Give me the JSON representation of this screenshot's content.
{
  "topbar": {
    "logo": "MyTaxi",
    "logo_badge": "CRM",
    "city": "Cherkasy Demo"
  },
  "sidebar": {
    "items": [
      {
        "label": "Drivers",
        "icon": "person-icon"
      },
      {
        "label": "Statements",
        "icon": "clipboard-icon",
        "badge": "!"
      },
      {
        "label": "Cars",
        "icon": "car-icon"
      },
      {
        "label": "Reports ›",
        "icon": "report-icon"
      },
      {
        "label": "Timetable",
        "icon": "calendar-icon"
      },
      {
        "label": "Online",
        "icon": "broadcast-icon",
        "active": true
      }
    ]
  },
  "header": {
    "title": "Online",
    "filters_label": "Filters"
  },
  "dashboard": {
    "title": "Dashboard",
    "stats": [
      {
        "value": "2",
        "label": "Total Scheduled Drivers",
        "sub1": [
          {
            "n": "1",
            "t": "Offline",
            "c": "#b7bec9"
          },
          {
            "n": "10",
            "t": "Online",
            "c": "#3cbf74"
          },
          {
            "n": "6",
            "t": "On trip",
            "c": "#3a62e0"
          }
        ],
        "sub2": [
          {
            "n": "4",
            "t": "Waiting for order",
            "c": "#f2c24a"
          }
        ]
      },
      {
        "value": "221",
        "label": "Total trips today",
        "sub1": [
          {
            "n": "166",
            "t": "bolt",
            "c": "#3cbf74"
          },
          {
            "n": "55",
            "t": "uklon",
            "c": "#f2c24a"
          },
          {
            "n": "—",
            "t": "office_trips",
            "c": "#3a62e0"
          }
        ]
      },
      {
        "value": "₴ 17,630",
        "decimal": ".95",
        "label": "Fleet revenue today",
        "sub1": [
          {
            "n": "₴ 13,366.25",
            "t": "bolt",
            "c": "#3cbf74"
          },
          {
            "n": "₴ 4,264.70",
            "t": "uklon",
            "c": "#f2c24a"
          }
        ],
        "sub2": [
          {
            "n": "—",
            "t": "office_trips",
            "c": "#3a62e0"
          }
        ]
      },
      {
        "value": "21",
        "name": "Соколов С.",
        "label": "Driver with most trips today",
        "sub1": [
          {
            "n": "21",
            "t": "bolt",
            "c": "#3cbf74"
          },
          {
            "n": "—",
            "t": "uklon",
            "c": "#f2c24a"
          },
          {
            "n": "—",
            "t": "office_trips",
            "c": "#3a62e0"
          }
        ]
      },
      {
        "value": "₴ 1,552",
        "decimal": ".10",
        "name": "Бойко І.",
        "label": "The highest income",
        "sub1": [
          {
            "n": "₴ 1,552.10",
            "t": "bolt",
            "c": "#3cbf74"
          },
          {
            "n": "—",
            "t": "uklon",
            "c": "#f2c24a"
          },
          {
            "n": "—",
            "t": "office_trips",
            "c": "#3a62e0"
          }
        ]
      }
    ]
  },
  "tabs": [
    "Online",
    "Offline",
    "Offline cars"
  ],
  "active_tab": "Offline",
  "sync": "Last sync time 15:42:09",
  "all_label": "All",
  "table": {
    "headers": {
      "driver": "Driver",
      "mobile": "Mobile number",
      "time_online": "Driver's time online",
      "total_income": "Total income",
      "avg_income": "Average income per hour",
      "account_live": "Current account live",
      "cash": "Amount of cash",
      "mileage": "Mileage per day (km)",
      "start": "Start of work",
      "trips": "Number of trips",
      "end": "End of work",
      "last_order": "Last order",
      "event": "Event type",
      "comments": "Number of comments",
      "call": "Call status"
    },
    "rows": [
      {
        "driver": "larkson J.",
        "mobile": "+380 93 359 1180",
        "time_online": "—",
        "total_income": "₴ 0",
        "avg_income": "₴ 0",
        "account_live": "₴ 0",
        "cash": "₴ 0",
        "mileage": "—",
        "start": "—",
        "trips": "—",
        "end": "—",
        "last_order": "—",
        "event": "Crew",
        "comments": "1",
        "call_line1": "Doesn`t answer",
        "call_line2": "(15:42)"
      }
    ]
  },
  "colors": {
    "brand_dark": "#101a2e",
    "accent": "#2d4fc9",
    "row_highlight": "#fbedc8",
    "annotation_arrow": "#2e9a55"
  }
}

• What is being asked: From the records above, extract every entry exactly as given.

• The answer:
Give me the JSON representation of this screenshot's content.
{
  "topbar": {
    "logo": "MyTaxi",
    "logo_badge": "CRM",
    "city": "Cherkasy Demo"
  },
  "sidebar": {
    "items": [
      {
        "label": "Drivers",
        "icon": "person-icon"
      },
      {
        "label": "Statements",
        "icon": "clipboard-icon",
        "badge": "!"
      },
      {
        "label": "Cars",
        "icon": "car-icon"
      },
      {
        "label": "Reports ›",
        "icon": "report-icon"
      },
      {
        "label": "Timetable",
        "icon": "calendar-icon"
      },
      {
        "label": "Online",
        "icon": "broadcast-icon",
        "active": true
      }
    ]
  },
  "header": {
    "title": "Online",
    "filters_label": "Filters"
  },
  "dashboard": {
    "title": "Dashboard",
    "stats": [
      {
        "value": "2",
        "label": "Total Scheduled Drivers",
        "sub1": [
          {
            "n": "1",
            "t": "Offline",
            "c": "#b7bec9"
          },
          {
            "n": "10",
            "t": "Online",
            "c": "#3cbf74"
          },
          {
            "n": "6",
            "t": "On trip",
            "c": "#3a62e0"
          }
        ],
        "sub2": [
          {
            "n": "4",
            "t": "Waiting for order",
            "c": "#f2c24a"
          }
        ]
      },
      {
        "value": "221",
        "label": "Total trips today",
        "sub1": [
          {
            "n": "166",
            "t": "bolt",
            "c": "#3cbf74"
          },
          {
            "n": "55",
            "t": "uklon",
            "c": "#f2c24a"
          },
          {
            "n": "—",
            "t": "office_trips",
            "c": "#3a62e0"
          }
        ]
      },
      {
        "value": "₴ 17,630",
        "decimal": ".95",
        "label": "Fleet revenue today",
        "sub1": [
          {
            "n": "₴ 13,366.25",
            "t": "bolt",
            "c": "#3cbf74"
          },
          {
            "n": "₴ 4,264.70",
            "t": "uklon",
            "c": "#f2c24a"
          }
        ],
        "sub2": [
          {
            "n": "—",
            "t": "office_trips",
            "c": "#3a62e0"
          }
        ]
      },
      {
        "value": "21",
        "name": "Соколов С.",
        "label": "Driver with most trips today",
        "sub1": [
          {
            "n": "21",
            "t": "bolt",
            "c": "#3cbf74"
          },
          {
            "n": "—",
            "t": "uklon",
            "c": "#f2c24a"
          },
          {
            "n": "—",
            "t": "office_trips",
            "c": "#3a62e0"
          }
        ]
      },
      {
        "value": "₴ 1,552",
        "decimal": ".10",
        "name": "Бойко І.",
        "label": "The highest income",
        "sub1": [
          {
            "n": "₴ 1,552.10",
            "t": "bolt",
            "c": "#3cbf74"
          },
          {
            "n": "—",
            "t": "uklon",
            "c": "#f2c24a"
          },
          {
            "n": "—",
            "t": "office_trips",
            "c": "#3a62e0"
          }
        ]
      }
    ]
  },
  "tabs": [
    "Online",
    "Offline",
    "Offline cars"
  ],
  "active_tab": "Offline",
  "sync": "Last sync time 15:42:09",
  "all_label": "All",
  "table": {
    "headers": {
      "driver": "Driver",
      "mobile": "Mobile number",
      "time_online": "Driver's time online",
      "total_income": "Total income",
      "avg_income": "Average income per hour",
      "account_live": "Current account live",
      "cash": "Amount of cash",
      "mileage": "Mileage per day (km)",
      "start": "Start of work",
      "trips": "Number of trips",
      "end": "End of work",
      "last_order": "Last order",
      "event": "Event type",
      "comments": "Number of comments",
      "call": "Call status"
    },
    "rows": [
      {
        "driver": "larkson J.",
        "mobile": "+380 93 359 1180",
        "time_online": "—",
        "total_income": "₴ 0",
        "avg_income": "₴ 0",
        "account_live": "₴ 0",
        "cash": "₴ 0",
        "mileage": "—",
        "start": "—",
        "trips": "—",
        "end": "—",
        "last_order": "—",
        "event": "Crew",
        "comments": "1",
        "call_line1": "Doesn`t answer",
        "call_line2": "(15:42)"
      }
    ]
  },
  "colors": {
    "brand_dark": "#101a2e",
    "accent": "#2d4fc9",
    "row_highlight": "#fbedc8",
    "annotation_arrow": "#2e9a55"
  }
}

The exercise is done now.